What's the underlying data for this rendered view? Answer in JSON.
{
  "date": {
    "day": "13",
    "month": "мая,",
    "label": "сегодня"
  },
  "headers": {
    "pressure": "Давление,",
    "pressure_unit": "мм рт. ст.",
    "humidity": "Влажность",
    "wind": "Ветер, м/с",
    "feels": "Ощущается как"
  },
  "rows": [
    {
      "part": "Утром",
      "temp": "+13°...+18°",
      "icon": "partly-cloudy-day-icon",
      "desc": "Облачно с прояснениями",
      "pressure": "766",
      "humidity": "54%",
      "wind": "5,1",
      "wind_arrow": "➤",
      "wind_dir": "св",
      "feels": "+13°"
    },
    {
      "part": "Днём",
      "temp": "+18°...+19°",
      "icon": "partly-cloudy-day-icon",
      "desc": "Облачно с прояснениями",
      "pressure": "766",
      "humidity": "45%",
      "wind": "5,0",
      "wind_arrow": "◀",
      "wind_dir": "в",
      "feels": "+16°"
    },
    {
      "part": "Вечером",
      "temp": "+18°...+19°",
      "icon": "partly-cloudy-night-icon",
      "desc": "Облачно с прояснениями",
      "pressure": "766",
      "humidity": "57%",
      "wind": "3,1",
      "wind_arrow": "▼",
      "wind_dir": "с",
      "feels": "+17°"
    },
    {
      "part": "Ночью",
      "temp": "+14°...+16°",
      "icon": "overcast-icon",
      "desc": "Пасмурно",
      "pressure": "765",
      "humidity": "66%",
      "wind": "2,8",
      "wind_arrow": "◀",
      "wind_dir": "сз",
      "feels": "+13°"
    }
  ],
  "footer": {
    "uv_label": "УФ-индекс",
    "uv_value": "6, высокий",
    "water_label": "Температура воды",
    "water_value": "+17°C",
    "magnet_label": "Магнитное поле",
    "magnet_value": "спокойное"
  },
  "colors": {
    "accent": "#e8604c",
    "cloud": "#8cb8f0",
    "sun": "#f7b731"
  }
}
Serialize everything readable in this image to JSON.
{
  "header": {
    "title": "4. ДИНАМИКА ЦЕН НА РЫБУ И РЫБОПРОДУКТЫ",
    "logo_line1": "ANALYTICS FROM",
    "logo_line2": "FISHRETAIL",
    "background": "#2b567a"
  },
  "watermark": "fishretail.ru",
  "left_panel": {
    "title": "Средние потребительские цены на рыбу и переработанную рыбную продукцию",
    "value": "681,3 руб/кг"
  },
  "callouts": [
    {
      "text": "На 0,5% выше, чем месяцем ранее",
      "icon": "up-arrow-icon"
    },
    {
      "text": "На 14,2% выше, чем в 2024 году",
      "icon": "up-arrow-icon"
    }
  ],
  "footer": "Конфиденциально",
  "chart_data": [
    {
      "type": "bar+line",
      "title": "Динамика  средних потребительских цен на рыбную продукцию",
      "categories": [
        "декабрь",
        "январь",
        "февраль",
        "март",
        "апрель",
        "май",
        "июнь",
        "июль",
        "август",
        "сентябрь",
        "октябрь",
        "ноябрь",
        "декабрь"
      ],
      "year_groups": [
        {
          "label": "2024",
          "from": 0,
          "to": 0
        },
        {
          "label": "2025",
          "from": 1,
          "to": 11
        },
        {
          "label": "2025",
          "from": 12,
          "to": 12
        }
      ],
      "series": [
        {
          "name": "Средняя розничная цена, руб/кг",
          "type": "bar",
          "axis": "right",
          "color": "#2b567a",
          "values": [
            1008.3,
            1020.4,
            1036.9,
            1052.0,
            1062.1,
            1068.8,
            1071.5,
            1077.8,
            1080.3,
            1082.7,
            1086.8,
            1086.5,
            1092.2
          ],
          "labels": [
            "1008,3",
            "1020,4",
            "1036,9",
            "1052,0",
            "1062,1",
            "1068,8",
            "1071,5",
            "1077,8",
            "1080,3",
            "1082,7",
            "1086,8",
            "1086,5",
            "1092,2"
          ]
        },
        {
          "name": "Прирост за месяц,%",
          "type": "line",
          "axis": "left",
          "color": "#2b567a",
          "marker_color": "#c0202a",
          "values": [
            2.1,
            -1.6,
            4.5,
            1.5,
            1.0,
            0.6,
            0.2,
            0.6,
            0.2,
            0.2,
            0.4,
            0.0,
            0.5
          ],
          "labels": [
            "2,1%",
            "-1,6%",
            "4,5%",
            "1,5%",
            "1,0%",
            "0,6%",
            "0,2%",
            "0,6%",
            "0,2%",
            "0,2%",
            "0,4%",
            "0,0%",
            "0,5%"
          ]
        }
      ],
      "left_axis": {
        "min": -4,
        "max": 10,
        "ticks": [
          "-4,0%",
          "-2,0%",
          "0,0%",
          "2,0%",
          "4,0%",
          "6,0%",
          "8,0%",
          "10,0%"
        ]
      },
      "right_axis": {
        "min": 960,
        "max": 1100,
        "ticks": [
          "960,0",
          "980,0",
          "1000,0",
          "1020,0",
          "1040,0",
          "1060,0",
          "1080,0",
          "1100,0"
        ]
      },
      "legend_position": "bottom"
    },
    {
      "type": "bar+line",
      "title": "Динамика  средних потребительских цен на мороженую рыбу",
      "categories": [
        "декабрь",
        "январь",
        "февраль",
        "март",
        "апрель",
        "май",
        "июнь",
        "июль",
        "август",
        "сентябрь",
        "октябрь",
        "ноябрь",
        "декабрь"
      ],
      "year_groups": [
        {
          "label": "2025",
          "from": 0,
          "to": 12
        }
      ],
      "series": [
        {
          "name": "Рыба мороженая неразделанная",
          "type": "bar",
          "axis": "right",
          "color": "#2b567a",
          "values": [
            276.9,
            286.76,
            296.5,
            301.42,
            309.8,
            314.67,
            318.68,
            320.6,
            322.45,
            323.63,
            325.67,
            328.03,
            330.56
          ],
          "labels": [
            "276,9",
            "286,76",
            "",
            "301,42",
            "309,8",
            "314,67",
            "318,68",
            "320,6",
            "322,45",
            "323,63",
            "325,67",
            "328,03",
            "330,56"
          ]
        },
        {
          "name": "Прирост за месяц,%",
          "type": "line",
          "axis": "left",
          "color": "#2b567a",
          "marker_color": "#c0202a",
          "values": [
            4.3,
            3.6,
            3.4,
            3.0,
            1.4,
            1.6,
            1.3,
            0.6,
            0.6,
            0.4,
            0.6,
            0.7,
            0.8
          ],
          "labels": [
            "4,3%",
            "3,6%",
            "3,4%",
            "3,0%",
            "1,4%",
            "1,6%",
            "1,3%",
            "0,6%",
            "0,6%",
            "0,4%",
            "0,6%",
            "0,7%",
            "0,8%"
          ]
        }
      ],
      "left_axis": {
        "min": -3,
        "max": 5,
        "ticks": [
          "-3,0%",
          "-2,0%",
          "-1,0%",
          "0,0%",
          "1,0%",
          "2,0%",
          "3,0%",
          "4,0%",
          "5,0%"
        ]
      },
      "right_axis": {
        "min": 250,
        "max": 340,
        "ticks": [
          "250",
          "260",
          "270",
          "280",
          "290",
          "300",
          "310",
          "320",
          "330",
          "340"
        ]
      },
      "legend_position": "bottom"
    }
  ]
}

*Goal:* In the records above, how many lines hold the string "this"? Reply with only the number.

*Exercise response:* 2